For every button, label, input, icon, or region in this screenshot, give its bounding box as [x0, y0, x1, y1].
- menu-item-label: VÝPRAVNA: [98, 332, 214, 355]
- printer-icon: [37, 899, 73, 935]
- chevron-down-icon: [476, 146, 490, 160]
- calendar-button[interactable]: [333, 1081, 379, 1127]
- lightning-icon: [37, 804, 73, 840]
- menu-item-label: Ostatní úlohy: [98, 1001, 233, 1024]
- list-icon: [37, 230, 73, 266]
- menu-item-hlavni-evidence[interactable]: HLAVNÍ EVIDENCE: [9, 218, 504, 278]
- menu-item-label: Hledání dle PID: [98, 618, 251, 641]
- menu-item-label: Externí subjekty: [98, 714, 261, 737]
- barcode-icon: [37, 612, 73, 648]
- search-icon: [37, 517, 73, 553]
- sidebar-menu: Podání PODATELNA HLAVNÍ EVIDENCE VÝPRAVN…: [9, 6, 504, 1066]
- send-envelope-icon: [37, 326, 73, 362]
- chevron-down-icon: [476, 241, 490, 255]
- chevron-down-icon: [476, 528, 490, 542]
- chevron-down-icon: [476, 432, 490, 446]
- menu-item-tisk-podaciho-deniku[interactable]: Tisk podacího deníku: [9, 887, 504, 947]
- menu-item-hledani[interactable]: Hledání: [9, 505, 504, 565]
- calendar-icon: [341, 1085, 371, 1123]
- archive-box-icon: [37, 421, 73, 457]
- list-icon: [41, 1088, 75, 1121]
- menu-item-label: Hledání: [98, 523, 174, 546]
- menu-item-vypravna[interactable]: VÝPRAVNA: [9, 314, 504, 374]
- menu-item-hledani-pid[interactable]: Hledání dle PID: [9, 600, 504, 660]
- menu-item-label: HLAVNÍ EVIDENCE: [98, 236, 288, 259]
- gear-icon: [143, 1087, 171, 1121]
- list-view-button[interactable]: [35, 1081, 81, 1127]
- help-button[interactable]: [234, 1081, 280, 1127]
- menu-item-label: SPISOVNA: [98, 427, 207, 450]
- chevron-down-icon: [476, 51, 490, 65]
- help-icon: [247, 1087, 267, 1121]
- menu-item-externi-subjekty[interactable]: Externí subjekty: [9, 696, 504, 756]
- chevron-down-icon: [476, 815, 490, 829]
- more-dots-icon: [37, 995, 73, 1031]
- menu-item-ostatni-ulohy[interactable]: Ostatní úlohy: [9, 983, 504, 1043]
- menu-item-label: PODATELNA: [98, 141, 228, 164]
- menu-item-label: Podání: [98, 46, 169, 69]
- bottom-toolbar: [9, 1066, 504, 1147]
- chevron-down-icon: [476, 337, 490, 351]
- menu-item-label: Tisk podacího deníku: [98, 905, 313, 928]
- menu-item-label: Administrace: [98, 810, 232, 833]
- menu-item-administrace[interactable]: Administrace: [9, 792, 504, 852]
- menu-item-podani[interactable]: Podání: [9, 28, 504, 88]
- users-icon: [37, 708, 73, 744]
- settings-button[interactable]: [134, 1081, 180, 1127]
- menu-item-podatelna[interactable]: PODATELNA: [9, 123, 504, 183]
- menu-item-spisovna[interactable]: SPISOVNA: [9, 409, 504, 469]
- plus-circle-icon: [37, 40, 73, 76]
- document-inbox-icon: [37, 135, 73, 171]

À faire ▸ Recopiez toutes les lignes ci-dessus, de la première à la dernière, sans rien y changer.

Réponse écrite ▸
For every button, label, input, icon, or region in this screenshot, give its bounding box as [x0, y0, x1, y1].
- menu-item-label: VÝPRAVNA: [98, 332, 214, 355]
- printer-icon: [37, 899, 73, 935]
- chevron-down-icon: [476, 146, 490, 160]
- calendar-button[interactable]: [333, 1081, 379, 1127]
- lightning-icon: [37, 804, 73, 840]
- menu-item-label: Ostatní úlohy: [98, 1001, 233, 1024]
- list-icon: [37, 230, 73, 266]
- menu-item-hlavni-evidence[interactable]: HLAVNÍ EVIDENCE: [9, 218, 504, 278]
- menu-item-label: Hledání dle PID: [98, 618, 251, 641]
- menu-item-label: Externí subjekty: [98, 714, 261, 737]
- barcode-icon: [37, 612, 73, 648]
- search-icon: [37, 517, 73, 553]
- sidebar-menu: Podání PODATELNA HLAVNÍ EVIDENCE VÝPRAVN…: [9, 6, 504, 1066]
- send-envelope-icon: [37, 326, 73, 362]
- chevron-down-icon: [476, 241, 490, 255]
- chevron-down-icon: [476, 528, 490, 542]
- chevron-down-icon: [476, 432, 490, 446]
- menu-item-tisk-podaciho-deniku[interactable]: Tisk podacího deníku: [9, 887, 504, 947]
- menu-item-hledani[interactable]: Hledání: [9, 505, 504, 565]
- calendar-icon: [341, 1085, 371, 1123]
- archive-box-icon: [37, 421, 73, 457]
- list-icon: [41, 1088, 75, 1121]
- menu-item-label: Hledání: [98, 523, 174, 546]
- menu-item-vypravna[interactable]: VÝPRAVNA: [9, 314, 504, 374]
- menu-item-hledani-pid[interactable]: Hledání dle PID: [9, 600, 504, 660]
- menu-item-label: HLAVNÍ EVIDENCE: [98, 236, 288, 259]
- gear-icon: [143, 1087, 171, 1121]
- list-view-button[interactable]: [35, 1081, 81, 1127]
- help-button[interactable]: [234, 1081, 280, 1127]
- menu-item-label: SPISOVNA: [98, 427, 207, 450]
- chevron-down-icon: [476, 51, 490, 65]
- help-icon: [247, 1087, 267, 1121]
- menu-item-externi-subjekty[interactable]: Externí subjekty: [9, 696, 504, 756]
- chevron-down-icon: [476, 815, 490, 829]
- more-dots-icon: [37, 995, 73, 1031]
- menu-item-ostatni-ulohy[interactable]: Ostatní úlohy: [9, 983, 504, 1043]
- menu-item-label: PODATELNA: [98, 141, 228, 164]
- menu-item-label: Podání: [98, 46, 169, 69]
- bottom-toolbar: [9, 1066, 504, 1147]
- chevron-down-icon: [476, 337, 490, 351]
- menu-item-label: Tisk podacího deníku: [98, 905, 313, 928]
- menu-item-label: Administrace: [98, 810, 232, 833]
- menu-item-administrace[interactable]: Administrace: [9, 792, 504, 852]
- menu-item-podani[interactable]: Podání: [9, 28, 504, 88]
- users-icon: [37, 708, 73, 744]
- settings-button[interactable]: [134, 1081, 180, 1127]
- menu-item-podatelna[interactable]: PODATELNA: [9, 123, 504, 183]
- menu-item-spisovna[interactable]: SPISOVNA: [9, 409, 504, 469]
- plus-circle-icon: [37, 40, 73, 76]
- document-inbox-icon: [37, 135, 73, 171]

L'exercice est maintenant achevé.